▸ TASK TO COMPLETE
Look through the records and report how many lines include the word "②加热时", with no other words.

▸ DATA PROVIDED

================================

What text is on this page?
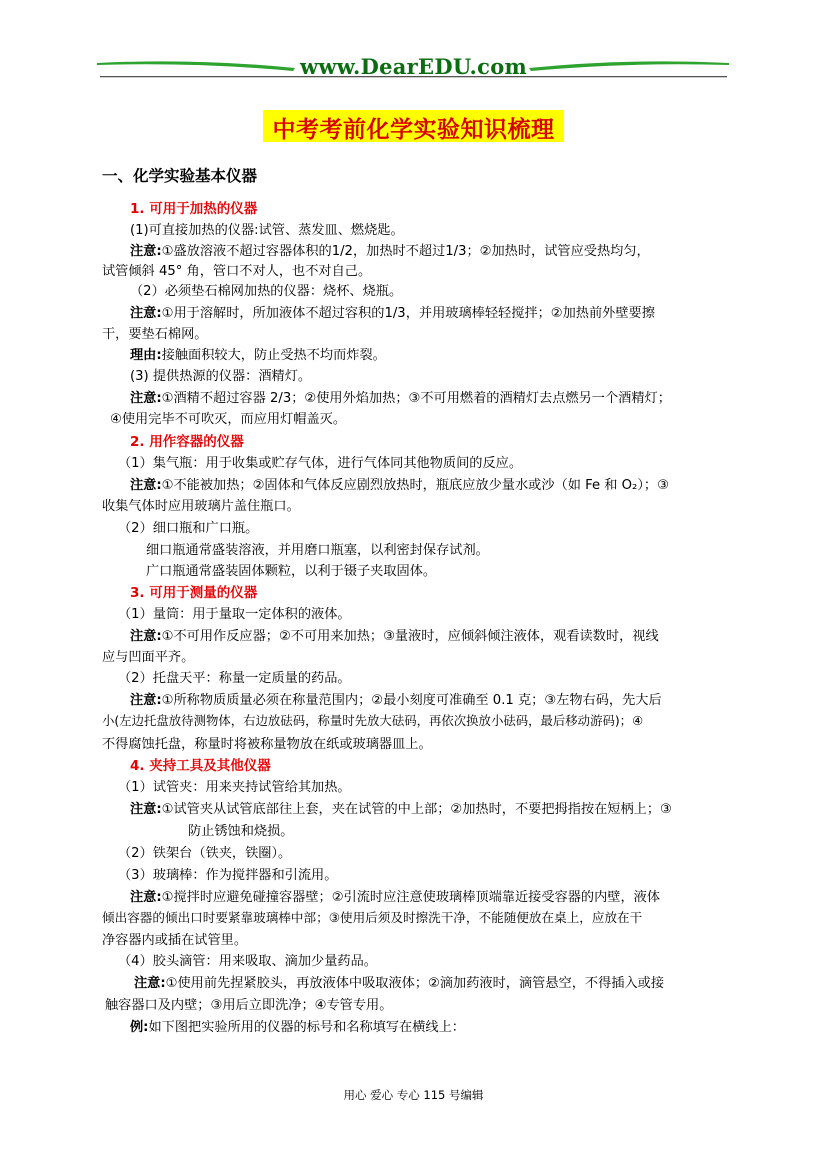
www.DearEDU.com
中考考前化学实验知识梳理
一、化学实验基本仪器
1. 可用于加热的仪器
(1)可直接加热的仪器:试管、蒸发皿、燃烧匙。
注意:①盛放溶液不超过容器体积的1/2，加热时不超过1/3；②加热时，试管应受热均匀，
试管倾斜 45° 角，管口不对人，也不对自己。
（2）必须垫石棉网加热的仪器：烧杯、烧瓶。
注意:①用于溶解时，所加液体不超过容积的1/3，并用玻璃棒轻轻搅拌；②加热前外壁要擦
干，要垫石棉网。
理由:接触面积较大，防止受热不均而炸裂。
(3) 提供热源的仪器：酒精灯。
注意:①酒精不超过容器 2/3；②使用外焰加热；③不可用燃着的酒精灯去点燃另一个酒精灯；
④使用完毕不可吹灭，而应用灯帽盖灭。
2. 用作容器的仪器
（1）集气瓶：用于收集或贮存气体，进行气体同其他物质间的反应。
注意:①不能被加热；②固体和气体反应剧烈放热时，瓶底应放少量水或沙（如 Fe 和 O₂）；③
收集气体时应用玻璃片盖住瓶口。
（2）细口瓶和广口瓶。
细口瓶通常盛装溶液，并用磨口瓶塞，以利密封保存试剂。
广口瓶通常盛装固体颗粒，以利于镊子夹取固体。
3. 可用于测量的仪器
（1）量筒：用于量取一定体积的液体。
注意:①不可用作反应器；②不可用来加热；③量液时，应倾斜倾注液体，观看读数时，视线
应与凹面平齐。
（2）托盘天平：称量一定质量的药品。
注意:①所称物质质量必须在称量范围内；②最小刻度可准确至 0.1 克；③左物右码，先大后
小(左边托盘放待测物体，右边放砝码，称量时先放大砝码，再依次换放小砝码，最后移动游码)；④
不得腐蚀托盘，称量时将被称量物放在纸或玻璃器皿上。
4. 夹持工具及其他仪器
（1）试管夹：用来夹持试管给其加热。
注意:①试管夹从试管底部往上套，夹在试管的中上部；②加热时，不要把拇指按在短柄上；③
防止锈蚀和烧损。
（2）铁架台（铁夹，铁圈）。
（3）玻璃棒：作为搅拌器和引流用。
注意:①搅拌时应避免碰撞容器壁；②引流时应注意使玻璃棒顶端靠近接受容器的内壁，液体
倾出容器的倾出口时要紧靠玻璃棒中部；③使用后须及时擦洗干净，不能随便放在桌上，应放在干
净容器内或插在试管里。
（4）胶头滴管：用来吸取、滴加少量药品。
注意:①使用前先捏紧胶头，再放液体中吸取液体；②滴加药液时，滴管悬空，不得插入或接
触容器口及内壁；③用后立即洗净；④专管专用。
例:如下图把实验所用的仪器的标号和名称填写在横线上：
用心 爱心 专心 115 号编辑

================================

▸ ANSWER BELOW
2